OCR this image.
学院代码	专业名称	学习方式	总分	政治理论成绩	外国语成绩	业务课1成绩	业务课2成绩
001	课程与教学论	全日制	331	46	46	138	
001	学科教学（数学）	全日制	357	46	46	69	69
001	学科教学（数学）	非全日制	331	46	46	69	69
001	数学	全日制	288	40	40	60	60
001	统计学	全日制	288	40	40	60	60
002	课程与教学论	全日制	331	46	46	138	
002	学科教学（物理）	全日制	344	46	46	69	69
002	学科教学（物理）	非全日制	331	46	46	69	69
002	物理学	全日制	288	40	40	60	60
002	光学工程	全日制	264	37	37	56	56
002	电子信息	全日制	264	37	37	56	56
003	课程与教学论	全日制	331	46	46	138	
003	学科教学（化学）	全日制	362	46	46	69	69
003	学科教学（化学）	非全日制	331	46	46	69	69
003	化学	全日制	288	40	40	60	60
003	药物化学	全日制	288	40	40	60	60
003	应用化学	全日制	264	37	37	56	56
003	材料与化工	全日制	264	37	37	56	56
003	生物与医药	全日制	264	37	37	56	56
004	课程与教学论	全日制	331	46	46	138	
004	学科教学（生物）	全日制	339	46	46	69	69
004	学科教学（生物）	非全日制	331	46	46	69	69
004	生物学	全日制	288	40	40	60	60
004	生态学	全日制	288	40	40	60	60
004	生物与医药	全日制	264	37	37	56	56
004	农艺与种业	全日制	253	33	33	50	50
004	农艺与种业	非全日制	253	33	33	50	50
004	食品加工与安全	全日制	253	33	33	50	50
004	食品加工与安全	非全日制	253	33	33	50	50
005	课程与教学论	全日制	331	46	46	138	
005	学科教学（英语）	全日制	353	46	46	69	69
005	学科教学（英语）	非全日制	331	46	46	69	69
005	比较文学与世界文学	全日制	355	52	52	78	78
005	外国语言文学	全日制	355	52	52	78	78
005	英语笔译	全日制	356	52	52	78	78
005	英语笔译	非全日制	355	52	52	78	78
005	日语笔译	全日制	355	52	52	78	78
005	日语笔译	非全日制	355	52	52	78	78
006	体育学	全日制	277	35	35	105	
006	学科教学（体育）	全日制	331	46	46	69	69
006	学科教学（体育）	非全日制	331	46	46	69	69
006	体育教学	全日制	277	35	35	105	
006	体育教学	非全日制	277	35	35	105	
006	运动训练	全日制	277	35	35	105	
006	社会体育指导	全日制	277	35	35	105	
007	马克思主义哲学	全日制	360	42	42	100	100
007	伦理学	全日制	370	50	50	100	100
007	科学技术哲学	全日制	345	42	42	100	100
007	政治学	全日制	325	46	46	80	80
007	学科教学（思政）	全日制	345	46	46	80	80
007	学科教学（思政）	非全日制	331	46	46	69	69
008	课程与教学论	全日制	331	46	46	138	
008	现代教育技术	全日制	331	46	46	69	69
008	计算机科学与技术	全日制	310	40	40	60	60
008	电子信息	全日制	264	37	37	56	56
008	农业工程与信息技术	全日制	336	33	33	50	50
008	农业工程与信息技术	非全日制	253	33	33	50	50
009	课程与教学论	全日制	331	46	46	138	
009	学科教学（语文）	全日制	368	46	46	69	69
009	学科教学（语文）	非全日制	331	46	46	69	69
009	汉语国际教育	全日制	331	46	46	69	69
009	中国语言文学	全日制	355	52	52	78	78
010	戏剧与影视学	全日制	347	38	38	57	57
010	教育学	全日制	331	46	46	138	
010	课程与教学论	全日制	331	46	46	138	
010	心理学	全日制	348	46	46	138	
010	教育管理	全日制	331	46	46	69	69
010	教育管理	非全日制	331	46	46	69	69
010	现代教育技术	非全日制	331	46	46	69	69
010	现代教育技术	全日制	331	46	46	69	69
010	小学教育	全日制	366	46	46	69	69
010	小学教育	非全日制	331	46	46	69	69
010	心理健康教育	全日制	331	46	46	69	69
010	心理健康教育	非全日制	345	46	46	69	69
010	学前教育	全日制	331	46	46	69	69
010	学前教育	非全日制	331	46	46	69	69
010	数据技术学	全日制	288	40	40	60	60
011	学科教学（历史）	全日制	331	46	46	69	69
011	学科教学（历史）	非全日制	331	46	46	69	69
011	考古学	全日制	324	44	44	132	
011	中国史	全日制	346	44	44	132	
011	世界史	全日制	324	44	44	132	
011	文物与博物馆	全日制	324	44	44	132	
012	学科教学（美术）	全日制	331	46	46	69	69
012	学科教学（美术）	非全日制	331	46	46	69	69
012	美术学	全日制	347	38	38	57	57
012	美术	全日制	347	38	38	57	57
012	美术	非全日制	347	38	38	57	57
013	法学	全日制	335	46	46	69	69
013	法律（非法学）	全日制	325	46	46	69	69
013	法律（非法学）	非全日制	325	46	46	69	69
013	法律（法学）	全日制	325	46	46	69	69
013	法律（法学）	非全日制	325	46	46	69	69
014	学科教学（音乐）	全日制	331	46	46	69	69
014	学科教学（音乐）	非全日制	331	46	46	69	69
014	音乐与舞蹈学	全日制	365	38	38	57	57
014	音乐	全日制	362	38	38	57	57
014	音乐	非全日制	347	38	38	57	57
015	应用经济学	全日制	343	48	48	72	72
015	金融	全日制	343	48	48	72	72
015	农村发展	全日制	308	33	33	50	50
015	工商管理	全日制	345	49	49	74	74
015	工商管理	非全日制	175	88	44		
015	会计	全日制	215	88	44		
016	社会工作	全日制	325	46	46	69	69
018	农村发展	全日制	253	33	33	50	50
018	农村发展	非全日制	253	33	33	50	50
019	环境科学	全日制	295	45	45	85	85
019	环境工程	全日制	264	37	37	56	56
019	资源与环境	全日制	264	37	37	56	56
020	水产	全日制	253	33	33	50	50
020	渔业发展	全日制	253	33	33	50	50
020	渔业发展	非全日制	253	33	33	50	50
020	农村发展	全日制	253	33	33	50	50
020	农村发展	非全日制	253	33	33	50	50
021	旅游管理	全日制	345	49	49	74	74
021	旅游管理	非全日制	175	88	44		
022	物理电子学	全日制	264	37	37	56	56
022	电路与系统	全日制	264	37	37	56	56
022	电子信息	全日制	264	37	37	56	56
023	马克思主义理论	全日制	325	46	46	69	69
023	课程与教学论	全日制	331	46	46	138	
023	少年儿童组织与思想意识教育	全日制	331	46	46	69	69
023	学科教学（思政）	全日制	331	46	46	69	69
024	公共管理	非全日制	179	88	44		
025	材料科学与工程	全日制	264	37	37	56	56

*-*-*

▶ [Short problem]: Extract each line holding the word "学前教育" from the records.

▶ [Exercise solution]:
010	学前教育	全日制	331	46	46	69	69
010	学前教育	非全日制	331	46	46	69	69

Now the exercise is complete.